#### [THE TASK]
Restate exactly the lines below, from the one containing "Convert this chart" through the final line, and leave out the pictures.

Dataset records on visual material:
|---|
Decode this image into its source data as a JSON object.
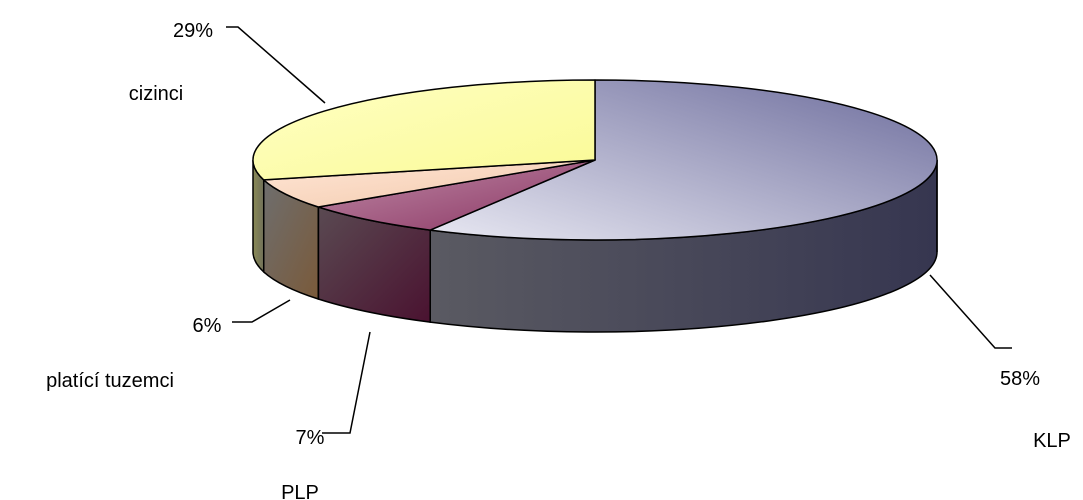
{
  "chart_data": {
    "type": "pie",
    "three_d": true,
    "title": "",
    "legend": "none",
    "slices": [
      {
        "name": "KLP",
        "value": 58,
        "percent_label": "58%",
        "color": "#8f8fbf"
      },
      {
        "name": "PLP",
        "value": 7,
        "percent_label": "7%",
        "color": "#a2537a"
      },
      {
        "name": "platící tuzemci",
        "value": 6,
        "percent_label": "6%",
        "color": "#f4cfb3"
      },
      {
        "name": "cizinci",
        "value": 29,
        "percent_label": "29%",
        "color": "#ffffa6"
      }
    ]
  }
}
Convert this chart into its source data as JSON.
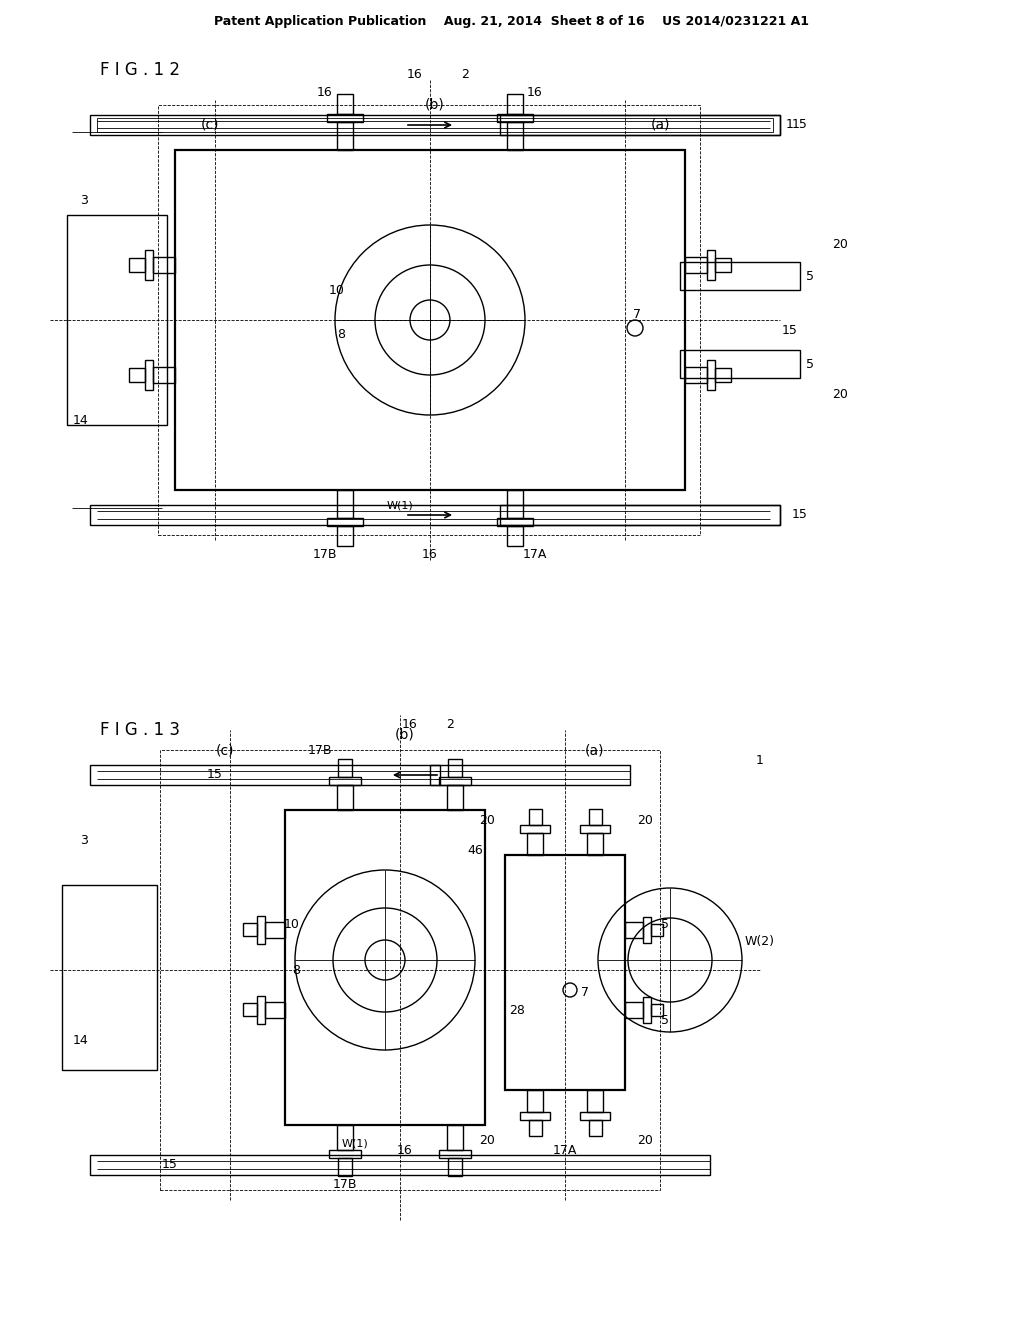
{
  "bg_color": "#ffffff",
  "header": "Patent Application Publication    Aug. 21, 2014  Sheet 8 of 16    US 2014/0231221 A1",
  "fig12_label": "F I G . 1 2",
  "fig13_label": "F I G . 1 3",
  "header_fs": 9,
  "label_fs": 12,
  "ref_fs": 9
}
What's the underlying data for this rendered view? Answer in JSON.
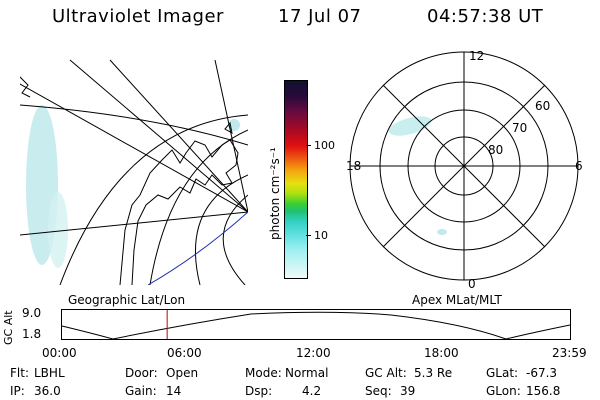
|---|
#### [RESULT]
Convert this chart into its source data as JSON.
{
  "bg_color": "#ffffff",
  "header": "Patent Application Publication    Aug. 21, 2014  Sheet 8 of 16    US 2014/0231221 A1",
  "fig12_label": "F I G . 1 2",
  "fig13_label": "F I G . 1 3",
  "header_fs": 9,
  "label_fs": 12,
  "ref_fs": 9
}
What's the underlying data for this rendered view? Answer in JSON.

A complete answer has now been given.